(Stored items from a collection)
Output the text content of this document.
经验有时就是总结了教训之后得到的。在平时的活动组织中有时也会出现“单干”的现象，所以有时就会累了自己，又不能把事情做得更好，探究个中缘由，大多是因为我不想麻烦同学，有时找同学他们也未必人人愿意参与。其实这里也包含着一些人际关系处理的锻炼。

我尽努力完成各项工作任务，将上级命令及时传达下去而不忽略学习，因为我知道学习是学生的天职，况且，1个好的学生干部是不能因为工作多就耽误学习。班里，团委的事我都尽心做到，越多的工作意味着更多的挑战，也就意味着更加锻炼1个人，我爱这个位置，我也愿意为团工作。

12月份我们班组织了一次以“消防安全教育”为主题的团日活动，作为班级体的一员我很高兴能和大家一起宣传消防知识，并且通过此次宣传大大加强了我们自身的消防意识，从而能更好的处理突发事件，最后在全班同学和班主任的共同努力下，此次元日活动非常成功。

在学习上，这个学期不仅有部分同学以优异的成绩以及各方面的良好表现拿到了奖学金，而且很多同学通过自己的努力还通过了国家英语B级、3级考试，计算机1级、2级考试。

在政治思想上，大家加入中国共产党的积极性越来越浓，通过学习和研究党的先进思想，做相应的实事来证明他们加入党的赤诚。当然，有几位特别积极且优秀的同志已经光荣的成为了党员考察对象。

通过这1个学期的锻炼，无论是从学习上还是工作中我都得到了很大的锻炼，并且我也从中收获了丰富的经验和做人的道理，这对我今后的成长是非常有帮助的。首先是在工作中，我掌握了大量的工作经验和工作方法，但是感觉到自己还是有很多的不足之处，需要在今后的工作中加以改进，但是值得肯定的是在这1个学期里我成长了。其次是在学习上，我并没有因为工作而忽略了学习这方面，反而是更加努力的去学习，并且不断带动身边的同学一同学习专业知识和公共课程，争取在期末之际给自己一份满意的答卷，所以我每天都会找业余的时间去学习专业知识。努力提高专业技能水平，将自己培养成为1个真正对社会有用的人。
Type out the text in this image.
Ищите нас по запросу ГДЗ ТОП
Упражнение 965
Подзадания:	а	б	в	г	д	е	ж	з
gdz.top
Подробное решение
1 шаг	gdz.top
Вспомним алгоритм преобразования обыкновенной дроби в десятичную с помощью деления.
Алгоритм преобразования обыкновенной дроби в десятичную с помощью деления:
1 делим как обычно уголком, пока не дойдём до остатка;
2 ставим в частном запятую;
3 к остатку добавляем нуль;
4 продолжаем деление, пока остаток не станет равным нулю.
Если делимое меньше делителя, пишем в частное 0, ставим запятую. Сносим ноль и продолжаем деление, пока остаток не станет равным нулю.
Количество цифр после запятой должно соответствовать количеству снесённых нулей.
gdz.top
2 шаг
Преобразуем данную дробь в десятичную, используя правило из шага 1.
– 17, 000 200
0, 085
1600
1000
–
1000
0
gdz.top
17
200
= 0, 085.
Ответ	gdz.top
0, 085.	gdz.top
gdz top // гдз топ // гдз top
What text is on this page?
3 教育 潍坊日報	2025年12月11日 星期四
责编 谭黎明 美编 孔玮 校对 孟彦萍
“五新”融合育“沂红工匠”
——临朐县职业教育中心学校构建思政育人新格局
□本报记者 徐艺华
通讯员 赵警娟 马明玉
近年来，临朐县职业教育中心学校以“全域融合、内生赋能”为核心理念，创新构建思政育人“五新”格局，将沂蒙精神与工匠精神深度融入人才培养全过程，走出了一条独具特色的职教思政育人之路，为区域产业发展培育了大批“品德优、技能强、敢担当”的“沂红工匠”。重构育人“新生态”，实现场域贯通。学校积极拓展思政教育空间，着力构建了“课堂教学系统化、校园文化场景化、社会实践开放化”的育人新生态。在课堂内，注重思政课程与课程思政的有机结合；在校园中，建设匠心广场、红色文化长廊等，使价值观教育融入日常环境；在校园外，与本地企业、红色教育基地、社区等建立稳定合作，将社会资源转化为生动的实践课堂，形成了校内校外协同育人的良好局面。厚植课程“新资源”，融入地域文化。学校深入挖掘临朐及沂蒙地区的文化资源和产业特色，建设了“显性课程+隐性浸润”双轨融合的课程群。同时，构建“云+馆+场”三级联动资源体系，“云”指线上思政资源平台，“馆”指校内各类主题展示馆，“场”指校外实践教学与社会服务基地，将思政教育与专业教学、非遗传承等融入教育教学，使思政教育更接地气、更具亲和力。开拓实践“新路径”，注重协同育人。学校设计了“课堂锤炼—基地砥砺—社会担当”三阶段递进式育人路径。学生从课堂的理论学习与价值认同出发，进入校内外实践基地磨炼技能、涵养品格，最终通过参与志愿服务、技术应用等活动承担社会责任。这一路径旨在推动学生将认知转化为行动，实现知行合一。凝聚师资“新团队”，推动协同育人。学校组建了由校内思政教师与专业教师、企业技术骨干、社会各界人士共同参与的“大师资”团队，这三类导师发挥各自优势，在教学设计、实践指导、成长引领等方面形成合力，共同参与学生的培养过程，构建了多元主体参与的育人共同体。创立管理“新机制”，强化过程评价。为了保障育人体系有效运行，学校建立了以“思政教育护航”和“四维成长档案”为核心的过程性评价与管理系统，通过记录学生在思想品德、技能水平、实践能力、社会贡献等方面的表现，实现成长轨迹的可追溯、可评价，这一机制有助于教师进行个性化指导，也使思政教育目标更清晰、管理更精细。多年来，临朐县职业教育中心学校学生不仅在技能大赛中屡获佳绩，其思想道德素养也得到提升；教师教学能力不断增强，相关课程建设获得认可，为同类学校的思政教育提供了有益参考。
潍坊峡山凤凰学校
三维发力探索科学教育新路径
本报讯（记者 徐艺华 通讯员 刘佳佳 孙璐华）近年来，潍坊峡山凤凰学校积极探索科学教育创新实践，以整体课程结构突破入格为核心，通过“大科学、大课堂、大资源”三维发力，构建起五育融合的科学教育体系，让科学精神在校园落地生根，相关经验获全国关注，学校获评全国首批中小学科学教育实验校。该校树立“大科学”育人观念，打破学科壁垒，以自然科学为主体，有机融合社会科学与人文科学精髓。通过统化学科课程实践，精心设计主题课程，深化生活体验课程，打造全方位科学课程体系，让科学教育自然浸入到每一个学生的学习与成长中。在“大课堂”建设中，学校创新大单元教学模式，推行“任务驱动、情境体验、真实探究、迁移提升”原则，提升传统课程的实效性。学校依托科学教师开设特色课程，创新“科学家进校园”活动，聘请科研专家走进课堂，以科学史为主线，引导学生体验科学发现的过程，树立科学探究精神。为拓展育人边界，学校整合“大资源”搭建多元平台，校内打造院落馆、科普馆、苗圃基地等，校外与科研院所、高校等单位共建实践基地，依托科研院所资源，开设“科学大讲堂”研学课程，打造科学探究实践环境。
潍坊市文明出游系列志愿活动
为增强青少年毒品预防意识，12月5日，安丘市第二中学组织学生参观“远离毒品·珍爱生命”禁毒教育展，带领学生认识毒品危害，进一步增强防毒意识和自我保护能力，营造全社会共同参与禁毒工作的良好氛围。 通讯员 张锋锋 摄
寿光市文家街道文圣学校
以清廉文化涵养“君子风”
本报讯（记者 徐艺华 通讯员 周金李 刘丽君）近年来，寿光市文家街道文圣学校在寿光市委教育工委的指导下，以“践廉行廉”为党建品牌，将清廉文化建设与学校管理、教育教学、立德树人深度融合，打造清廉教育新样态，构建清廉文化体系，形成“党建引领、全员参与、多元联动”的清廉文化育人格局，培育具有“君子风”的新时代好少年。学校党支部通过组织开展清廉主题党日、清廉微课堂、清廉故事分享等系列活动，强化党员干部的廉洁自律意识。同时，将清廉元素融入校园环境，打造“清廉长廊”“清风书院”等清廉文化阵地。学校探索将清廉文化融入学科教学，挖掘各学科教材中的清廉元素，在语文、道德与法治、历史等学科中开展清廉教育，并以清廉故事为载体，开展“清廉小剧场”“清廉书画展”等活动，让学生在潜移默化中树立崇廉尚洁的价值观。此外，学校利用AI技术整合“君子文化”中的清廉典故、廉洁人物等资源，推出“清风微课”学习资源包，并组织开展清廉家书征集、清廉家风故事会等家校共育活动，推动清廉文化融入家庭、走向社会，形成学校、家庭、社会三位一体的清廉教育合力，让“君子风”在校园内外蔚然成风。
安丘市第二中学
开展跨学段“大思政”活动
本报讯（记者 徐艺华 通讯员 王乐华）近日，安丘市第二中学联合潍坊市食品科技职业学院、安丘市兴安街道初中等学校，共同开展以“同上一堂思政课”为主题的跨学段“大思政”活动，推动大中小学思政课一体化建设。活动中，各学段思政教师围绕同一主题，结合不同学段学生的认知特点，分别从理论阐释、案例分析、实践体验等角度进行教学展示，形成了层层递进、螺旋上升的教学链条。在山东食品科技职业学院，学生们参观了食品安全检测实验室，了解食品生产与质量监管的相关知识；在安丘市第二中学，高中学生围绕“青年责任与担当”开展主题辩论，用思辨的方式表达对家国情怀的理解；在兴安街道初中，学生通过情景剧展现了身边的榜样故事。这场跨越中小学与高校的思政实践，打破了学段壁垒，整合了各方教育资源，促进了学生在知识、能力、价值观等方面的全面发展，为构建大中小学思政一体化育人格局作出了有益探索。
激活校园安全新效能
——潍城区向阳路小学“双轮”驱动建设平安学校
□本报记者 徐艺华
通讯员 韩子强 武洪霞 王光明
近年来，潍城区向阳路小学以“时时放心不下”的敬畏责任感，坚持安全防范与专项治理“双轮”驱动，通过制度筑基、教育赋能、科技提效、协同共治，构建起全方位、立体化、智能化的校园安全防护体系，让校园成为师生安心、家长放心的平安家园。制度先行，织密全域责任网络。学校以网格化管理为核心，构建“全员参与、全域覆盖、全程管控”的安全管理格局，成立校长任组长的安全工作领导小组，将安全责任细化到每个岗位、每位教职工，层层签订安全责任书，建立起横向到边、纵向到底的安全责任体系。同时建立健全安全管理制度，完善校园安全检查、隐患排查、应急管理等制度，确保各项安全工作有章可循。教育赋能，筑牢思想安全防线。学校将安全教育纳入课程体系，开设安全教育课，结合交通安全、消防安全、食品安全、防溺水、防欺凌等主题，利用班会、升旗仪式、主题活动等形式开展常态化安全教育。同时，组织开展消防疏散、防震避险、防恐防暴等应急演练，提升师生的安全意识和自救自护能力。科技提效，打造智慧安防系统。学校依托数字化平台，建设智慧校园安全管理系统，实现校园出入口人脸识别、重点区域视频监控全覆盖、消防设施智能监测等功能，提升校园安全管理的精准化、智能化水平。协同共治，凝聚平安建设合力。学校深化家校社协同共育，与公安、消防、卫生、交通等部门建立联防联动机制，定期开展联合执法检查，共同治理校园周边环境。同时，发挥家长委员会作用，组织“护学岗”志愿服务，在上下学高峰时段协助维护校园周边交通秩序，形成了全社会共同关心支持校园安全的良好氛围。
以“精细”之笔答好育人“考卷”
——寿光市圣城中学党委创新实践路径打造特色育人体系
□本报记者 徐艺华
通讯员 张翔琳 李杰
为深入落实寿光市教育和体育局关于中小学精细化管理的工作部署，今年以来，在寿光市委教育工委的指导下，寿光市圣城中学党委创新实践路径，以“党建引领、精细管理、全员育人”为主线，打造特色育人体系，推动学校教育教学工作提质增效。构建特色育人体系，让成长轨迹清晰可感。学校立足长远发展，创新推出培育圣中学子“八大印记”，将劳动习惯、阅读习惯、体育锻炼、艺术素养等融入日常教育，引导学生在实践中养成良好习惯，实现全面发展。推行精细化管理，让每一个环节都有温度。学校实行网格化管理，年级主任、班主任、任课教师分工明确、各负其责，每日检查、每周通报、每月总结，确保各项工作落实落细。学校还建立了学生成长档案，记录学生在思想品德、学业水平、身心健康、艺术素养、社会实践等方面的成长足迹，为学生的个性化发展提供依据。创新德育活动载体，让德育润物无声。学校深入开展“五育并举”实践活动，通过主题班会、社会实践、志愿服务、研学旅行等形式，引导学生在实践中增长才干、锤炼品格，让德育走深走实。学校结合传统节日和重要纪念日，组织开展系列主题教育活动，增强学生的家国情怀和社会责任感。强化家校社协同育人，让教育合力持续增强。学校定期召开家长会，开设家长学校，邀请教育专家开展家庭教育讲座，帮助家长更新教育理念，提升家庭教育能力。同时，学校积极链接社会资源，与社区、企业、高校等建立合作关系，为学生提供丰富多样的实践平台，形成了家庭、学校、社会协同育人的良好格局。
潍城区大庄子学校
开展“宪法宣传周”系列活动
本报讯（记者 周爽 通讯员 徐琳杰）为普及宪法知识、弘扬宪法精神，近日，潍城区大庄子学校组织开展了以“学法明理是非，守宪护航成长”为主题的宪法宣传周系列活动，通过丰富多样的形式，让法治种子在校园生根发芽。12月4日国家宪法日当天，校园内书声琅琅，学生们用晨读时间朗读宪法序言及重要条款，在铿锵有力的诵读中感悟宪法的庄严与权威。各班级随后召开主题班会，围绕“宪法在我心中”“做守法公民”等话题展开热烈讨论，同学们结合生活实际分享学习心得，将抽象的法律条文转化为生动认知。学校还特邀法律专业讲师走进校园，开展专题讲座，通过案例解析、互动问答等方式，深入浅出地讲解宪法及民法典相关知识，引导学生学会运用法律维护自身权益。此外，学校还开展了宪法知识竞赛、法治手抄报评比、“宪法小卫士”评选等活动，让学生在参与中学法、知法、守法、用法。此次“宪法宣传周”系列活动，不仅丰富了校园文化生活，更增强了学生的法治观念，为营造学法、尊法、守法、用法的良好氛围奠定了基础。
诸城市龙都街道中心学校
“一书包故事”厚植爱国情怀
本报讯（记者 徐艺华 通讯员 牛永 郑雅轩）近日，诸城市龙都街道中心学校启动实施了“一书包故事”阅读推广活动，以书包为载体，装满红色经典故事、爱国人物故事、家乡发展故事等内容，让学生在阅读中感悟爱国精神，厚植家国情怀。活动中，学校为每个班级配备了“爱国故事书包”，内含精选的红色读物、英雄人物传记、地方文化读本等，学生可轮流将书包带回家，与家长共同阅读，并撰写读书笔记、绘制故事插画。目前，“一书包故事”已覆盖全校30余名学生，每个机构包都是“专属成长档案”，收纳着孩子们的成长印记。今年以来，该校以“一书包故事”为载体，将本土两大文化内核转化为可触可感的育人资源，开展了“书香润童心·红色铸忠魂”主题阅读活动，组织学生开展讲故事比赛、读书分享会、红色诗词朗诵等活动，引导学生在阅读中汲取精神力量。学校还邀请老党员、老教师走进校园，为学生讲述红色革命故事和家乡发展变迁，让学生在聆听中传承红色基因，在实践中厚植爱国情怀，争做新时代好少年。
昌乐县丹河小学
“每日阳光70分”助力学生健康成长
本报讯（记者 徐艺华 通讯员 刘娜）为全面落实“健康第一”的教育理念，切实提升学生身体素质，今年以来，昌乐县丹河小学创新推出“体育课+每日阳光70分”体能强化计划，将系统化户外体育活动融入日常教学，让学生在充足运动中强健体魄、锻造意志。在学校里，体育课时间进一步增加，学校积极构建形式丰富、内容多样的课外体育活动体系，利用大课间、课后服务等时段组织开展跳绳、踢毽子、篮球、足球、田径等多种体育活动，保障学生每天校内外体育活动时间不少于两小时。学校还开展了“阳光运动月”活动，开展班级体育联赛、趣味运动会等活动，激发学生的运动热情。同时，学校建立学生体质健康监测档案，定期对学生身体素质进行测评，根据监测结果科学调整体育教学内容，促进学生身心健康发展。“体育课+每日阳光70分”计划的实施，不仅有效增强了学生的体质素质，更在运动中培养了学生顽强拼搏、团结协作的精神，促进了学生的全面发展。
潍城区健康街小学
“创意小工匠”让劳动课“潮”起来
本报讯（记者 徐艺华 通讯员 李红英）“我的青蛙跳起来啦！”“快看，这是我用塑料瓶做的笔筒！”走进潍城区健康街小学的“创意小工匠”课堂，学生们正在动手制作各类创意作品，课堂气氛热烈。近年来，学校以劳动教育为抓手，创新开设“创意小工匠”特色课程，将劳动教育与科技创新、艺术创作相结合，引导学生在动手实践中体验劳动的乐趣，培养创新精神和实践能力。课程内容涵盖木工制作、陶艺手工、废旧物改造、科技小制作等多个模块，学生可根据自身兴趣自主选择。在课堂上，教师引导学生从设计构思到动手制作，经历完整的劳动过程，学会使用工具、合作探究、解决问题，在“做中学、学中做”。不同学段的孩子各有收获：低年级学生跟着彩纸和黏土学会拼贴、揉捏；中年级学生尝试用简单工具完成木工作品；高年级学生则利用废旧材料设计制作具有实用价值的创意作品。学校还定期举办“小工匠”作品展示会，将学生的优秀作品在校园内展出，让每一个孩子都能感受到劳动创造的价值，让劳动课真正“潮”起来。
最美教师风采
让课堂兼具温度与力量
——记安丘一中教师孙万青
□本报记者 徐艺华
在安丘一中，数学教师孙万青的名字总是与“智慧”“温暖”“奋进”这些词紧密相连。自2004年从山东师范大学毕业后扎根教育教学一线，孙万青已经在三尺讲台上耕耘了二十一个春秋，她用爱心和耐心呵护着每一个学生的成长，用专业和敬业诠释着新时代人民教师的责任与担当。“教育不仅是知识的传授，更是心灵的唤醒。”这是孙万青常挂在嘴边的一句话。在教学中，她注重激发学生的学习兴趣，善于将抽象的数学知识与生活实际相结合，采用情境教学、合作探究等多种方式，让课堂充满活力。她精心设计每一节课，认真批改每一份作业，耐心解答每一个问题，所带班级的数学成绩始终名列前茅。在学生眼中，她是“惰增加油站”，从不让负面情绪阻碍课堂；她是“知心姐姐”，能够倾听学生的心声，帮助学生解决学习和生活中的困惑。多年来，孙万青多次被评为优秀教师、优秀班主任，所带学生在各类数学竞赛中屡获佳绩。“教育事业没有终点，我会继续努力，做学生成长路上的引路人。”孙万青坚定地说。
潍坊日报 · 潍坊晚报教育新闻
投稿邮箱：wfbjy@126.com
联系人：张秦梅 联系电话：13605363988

(WHAT TO PRODUCE)
Show every line in the entries where the string "деление" occurs.

(OUTPUT BELOW)
4 продолжаем деление, пока остаток не станет равным нулю.
Если делимое меньше делителя, пишем в частное 0, ставим запятую. Сносим ноль и продолжаем деление, пока остаток не станет равным нулю.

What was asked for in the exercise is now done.